[Element and coordinate records]
==================================================
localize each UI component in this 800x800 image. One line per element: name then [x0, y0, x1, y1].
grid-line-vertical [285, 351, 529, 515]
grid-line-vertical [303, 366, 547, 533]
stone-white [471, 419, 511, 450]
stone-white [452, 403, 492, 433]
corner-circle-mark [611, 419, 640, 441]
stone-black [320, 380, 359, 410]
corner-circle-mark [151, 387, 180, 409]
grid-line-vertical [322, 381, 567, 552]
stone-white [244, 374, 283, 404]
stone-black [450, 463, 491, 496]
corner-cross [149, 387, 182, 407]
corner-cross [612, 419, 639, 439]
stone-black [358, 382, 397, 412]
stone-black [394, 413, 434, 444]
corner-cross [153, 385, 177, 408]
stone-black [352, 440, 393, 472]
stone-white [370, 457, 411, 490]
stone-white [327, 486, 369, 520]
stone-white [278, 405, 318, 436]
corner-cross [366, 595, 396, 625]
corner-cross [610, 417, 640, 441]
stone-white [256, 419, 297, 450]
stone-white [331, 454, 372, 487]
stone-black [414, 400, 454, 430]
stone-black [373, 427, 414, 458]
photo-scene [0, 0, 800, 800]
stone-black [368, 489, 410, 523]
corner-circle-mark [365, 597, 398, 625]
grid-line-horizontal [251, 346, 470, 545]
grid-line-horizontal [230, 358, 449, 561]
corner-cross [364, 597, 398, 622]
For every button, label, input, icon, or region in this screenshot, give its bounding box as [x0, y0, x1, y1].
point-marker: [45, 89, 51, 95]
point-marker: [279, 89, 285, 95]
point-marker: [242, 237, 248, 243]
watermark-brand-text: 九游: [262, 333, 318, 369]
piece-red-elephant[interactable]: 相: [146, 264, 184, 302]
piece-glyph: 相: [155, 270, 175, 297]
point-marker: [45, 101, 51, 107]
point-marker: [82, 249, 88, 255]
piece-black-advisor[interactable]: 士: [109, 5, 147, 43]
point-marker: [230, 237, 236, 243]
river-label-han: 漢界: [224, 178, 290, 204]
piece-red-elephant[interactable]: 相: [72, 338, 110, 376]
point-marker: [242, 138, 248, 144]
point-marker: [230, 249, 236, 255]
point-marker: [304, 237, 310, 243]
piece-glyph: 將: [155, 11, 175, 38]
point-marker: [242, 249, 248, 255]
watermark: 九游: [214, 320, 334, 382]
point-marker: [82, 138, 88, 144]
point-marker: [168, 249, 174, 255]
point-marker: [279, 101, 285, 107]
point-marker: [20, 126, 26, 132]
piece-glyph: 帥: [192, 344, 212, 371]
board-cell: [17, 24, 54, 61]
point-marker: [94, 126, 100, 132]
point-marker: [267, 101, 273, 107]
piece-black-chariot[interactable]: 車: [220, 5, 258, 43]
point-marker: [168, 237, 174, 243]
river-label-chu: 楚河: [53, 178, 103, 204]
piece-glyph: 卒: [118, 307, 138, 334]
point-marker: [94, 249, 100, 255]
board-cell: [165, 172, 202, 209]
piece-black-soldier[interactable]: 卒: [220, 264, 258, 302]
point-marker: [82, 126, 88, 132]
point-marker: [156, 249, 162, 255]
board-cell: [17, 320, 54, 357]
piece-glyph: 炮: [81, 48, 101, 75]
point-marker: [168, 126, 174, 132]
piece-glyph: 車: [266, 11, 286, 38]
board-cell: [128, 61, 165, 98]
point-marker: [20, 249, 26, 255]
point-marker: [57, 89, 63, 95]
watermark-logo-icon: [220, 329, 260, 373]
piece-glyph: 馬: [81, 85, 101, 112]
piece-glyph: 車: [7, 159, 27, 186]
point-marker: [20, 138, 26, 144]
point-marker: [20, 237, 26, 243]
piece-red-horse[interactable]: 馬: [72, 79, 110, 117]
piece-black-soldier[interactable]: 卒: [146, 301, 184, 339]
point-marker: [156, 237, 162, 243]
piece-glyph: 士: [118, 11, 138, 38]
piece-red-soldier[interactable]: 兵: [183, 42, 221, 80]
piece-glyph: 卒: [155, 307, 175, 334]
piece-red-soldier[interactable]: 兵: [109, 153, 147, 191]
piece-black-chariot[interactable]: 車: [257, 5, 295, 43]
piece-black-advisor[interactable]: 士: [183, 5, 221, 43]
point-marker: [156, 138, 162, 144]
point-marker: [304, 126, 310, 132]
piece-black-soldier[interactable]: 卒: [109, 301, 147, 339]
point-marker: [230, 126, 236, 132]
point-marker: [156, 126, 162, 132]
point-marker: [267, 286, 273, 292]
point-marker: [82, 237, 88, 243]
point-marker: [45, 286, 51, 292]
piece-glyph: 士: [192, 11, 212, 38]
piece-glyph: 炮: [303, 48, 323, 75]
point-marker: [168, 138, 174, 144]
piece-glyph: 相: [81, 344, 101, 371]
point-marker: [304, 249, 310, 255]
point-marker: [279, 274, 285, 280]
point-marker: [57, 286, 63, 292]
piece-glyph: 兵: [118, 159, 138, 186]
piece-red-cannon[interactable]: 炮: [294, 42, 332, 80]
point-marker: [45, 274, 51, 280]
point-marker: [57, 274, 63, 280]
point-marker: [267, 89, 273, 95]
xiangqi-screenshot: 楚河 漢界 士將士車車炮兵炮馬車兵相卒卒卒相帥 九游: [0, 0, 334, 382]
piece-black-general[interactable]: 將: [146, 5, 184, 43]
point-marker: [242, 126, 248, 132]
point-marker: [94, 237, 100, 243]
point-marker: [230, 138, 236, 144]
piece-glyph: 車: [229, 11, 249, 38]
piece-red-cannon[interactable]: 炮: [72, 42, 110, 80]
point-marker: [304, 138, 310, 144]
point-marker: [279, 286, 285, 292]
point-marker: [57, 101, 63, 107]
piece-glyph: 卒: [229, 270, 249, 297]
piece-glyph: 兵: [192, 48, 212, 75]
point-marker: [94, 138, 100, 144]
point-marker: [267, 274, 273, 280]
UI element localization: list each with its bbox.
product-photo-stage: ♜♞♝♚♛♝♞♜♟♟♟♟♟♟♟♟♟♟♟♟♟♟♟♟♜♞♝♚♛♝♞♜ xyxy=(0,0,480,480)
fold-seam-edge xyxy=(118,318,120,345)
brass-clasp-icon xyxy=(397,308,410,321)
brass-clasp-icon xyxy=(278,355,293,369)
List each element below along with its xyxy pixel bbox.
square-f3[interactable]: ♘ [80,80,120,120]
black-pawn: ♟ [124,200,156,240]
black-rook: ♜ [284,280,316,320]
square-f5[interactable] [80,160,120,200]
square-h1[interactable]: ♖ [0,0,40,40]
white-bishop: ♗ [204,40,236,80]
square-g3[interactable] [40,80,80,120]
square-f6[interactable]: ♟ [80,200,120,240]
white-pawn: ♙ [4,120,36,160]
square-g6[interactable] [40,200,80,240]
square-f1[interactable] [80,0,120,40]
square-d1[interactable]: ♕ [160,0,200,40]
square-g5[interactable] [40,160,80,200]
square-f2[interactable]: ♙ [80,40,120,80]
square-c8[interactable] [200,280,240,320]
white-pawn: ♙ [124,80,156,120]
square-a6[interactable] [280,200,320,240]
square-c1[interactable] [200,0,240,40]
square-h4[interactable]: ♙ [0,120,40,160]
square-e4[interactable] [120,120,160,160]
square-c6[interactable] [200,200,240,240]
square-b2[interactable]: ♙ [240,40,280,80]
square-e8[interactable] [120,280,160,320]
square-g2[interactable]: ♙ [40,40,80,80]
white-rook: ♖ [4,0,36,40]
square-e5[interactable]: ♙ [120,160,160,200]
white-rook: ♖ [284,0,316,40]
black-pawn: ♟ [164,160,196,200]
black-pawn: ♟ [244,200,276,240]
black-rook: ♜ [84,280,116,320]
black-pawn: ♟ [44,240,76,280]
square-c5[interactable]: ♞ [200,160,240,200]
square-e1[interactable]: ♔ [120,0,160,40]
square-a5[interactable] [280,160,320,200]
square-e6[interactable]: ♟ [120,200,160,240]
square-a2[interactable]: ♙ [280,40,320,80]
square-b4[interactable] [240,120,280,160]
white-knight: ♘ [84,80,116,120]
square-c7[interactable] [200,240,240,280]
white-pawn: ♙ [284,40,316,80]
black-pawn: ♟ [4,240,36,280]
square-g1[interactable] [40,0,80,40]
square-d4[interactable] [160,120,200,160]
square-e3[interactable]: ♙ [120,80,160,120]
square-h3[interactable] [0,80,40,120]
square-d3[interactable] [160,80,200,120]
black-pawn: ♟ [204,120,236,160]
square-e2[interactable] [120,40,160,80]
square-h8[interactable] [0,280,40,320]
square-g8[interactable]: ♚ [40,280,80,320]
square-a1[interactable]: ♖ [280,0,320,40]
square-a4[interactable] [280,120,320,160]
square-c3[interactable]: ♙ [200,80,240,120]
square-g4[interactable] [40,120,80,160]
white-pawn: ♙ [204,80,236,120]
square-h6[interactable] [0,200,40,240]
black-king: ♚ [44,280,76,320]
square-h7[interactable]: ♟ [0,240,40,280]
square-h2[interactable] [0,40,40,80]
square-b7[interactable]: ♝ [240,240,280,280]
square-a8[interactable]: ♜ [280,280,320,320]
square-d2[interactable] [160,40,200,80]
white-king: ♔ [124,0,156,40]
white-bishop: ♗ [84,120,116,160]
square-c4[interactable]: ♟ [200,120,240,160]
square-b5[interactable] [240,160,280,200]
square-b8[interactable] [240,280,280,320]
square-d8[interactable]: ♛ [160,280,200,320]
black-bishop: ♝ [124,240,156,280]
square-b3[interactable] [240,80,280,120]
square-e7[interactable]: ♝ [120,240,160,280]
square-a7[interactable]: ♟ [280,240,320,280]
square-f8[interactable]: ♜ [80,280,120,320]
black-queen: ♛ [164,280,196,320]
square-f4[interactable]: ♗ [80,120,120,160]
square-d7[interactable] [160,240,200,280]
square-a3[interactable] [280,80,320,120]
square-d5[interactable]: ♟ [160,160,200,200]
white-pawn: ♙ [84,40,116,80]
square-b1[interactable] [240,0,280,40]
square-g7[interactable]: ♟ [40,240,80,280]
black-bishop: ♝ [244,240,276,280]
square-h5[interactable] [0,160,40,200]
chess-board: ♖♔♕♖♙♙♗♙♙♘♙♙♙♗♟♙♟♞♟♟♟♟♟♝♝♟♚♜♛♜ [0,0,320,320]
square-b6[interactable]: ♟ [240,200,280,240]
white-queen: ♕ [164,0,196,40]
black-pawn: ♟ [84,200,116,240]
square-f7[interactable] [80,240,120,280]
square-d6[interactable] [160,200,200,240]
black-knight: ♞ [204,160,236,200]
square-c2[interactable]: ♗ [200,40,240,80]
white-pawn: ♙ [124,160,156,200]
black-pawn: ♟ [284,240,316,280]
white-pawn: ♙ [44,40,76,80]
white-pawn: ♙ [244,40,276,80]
==================================================
* Work instructions
Render the material as a numbered list, starting at its first line and ending with the line that contains "piece-red-elephant[interactable]: 相: [72, 338, 110, 376]", both included. Leave out any blank lines.

* Exercise answer
1. localize each UI component in this 800x800 image. One line per element: name then [x0, y0, x1, y1].
2. grid-line-vertical [285, 351, 529, 515]
3. grid-line-vertical [303, 366, 547, 533]
4. stone-white [471, 419, 511, 450]
5. stone-white [452, 403, 492, 433]
6. corner-circle-mark [611, 419, 640, 441]
7. stone-black [320, 380, 359, 410]
8. corner-circle-mark [151, 387, 180, 409]
9. grid-line-vertical [322, 381, 567, 552]
10. stone-white [244, 374, 283, 404]
11. stone-black [450, 463, 491, 496]
12. corner-cross [149, 387, 182, 407]
13. corner-cross [612, 419, 639, 439]
14. stone-black [358, 382, 397, 412]
15. stone-black [394, 413, 434, 444]
16. corner-cross [153, 385, 177, 408]
17. stone-black [352, 440, 393, 472]
18. stone-white [370, 457, 411, 490]
19. stone-white [327, 486, 369, 520]
20. stone-white [278, 405, 318, 436]
21. corner-cross [366, 595, 396, 625]
22. corner-cross [610, 417, 640, 441]
23. stone-white [256, 419, 297, 450]
24. stone-white [331, 454, 372, 487]
25. stone-black [414, 400, 454, 430]
26. stone-black [373, 427, 414, 458]
27. photo-scene [0, 0, 800, 800]
28. stone-black [368, 489, 410, 523]
29. corner-circle-mark [365, 597, 398, 625]
30. grid-line-horizontal [251, 346, 470, 545]
31. grid-line-horizontal [230, 358, 449, 561]
32. corner-cross [364, 597, 398, 622]
33. For every button, label, input, icon, or region in this screenshot, give its bounding box as [x0, y0, x1, y1].
34. point-marker: [45, 89, 51, 95]
35. point-marker: [279, 89, 285, 95]
36. point-marker: [242, 237, 248, 243]
37. watermark-brand-text: 九游: [262, 333, 318, 369]
38. piece-red-elephant[interactable]: 相: [146, 264, 184, 302]
39. piece-glyph: 相: [155, 270, 175, 297]
40. point-marker: [45, 101, 51, 107]
41. point-marker: [82, 249, 88, 255]
42. piece-black-advisor[interactable]: 士: [109, 5, 147, 43]
43. point-marker: [230, 237, 236, 243]
44. river-label-han: 漢界: [224, 178, 290, 204]
45. piece-red-elephant[interactable]: 相: [72, 338, 110, 376]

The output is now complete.